Short task:
Reproduce every line of the material below, but drop the pictures.

A block of data
•••
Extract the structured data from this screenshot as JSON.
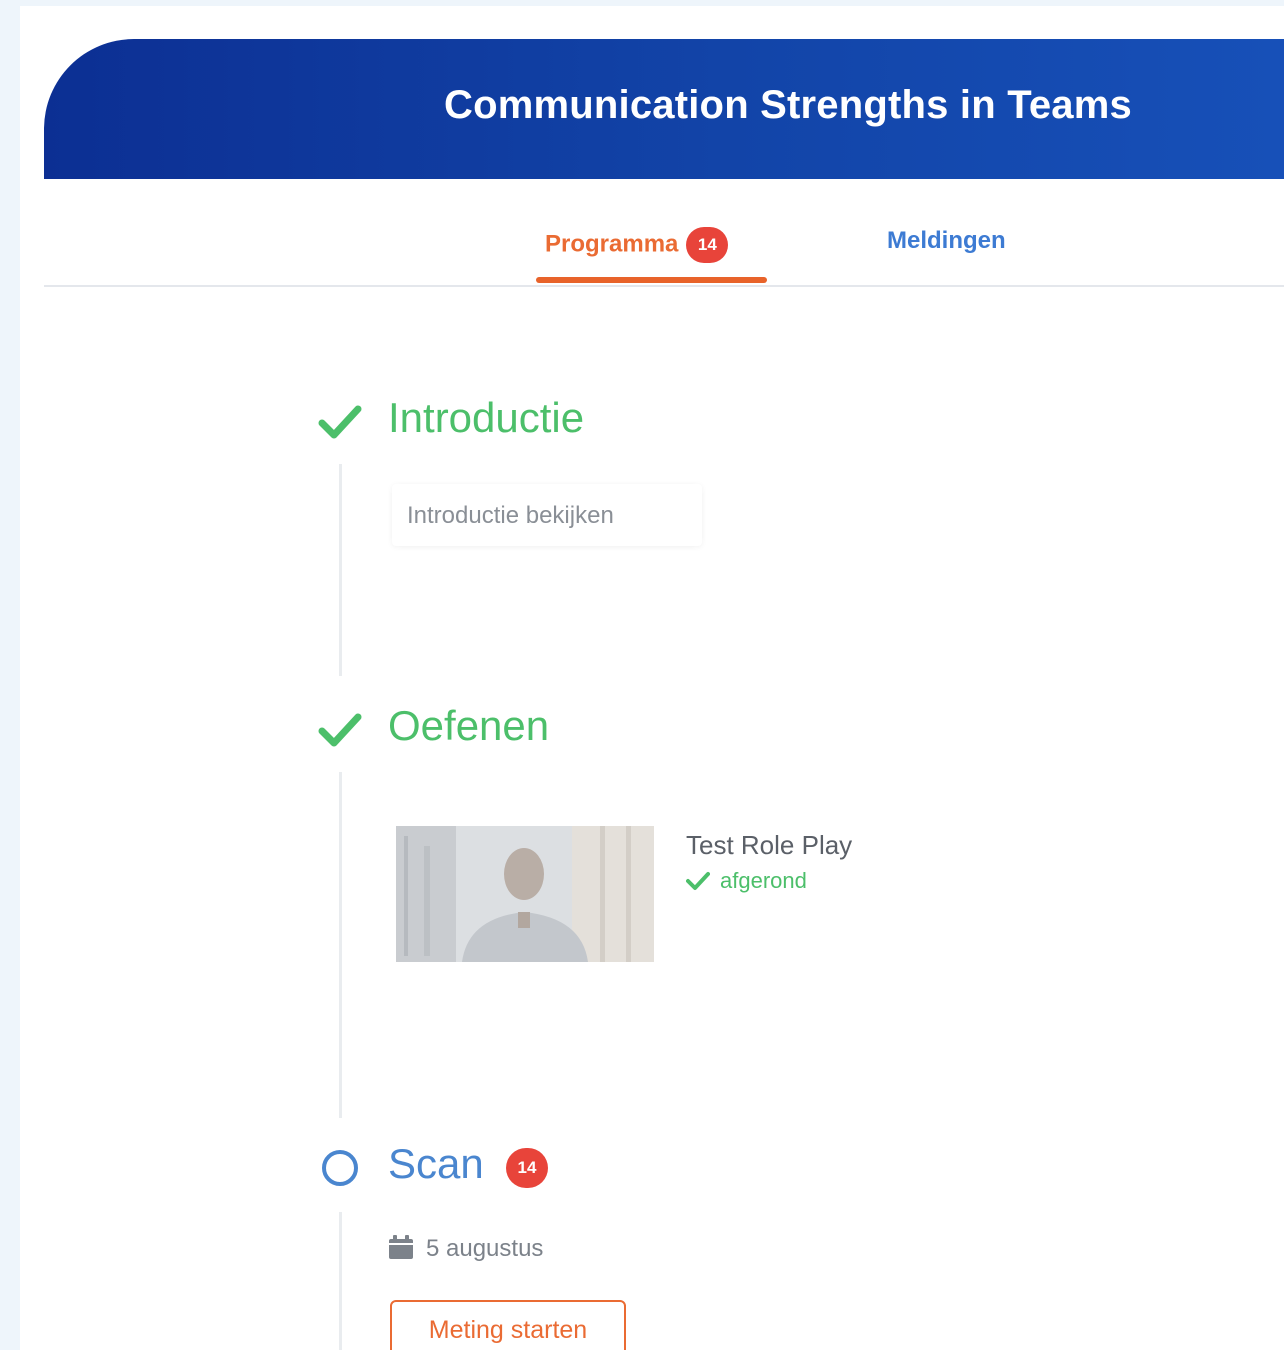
{
  "header": {
    "title": "Communication Strengths in Teams"
  },
  "tabs": [
    {
      "label": "Programma",
      "badge": "14",
      "active": true
    },
    {
      "label": "Meldingen",
      "active": false
    }
  ],
  "sections": [
    {
      "title": "Introductie",
      "state": "done",
      "icon": "check-icon",
      "items": [
        {
          "label": "Introductie bekijken"
        }
      ]
    },
    {
      "title": "Oefenen",
      "state": "done",
      "icon": "check-icon",
      "items": [
        {
          "title": "Test Role Play",
          "status": "afgerond",
          "thumbnail": "video-thumbnail"
        }
      ]
    },
    {
      "title": "Scan",
      "state": "open",
      "icon": "circle-outline-icon",
      "badge": "14",
      "date": "5 augustus",
      "action": "Meting starten"
    }
  ],
  "colors": {
    "brand": "#0c2f93",
    "accent": "#e8632a",
    "done": "#4cbf6a",
    "open": "#4a86cf",
    "badge": "#e8443a"
  }
}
•••
Written solution:
Extract the structured data from this screenshot as JSON.
{
  "header": {
    "title": "Communication Strengths in Teams"
  },
  "tabs": [
    {
      "label": "Programma",
      "badge": "14",
      "active": true
    },
    {
      "label": "Meldingen",
      "active": false
    }
  ],
  "sections": [
    {
      "title": "Introductie",
      "state": "done",
      "icon": "check-icon",
      "items": [
        {
          "label": "Introductie bekijken"
        }
      ]
    },
    {
      "title": "Oefenen",
      "state": "done",
      "icon": "check-icon",
      "items": [
        {
          "title": "Test Role Play",
          "status": "afgerond",
          "thumbnail": "video-thumbnail"
        }
      ]
    },
    {
      "title": "Scan",
      "state": "open",
      "icon": "circle-outline-icon",
      "badge": "14",
      "date": "5 augustus",
      "action": "Meting starten"
    }
  ],
  "colors": {
    "brand": "#0c2f93",
    "accent": "#e8632a",
    "done": "#4cbf6a",
    "open": "#4a86cf",
    "badge": "#e8443a"
  }
}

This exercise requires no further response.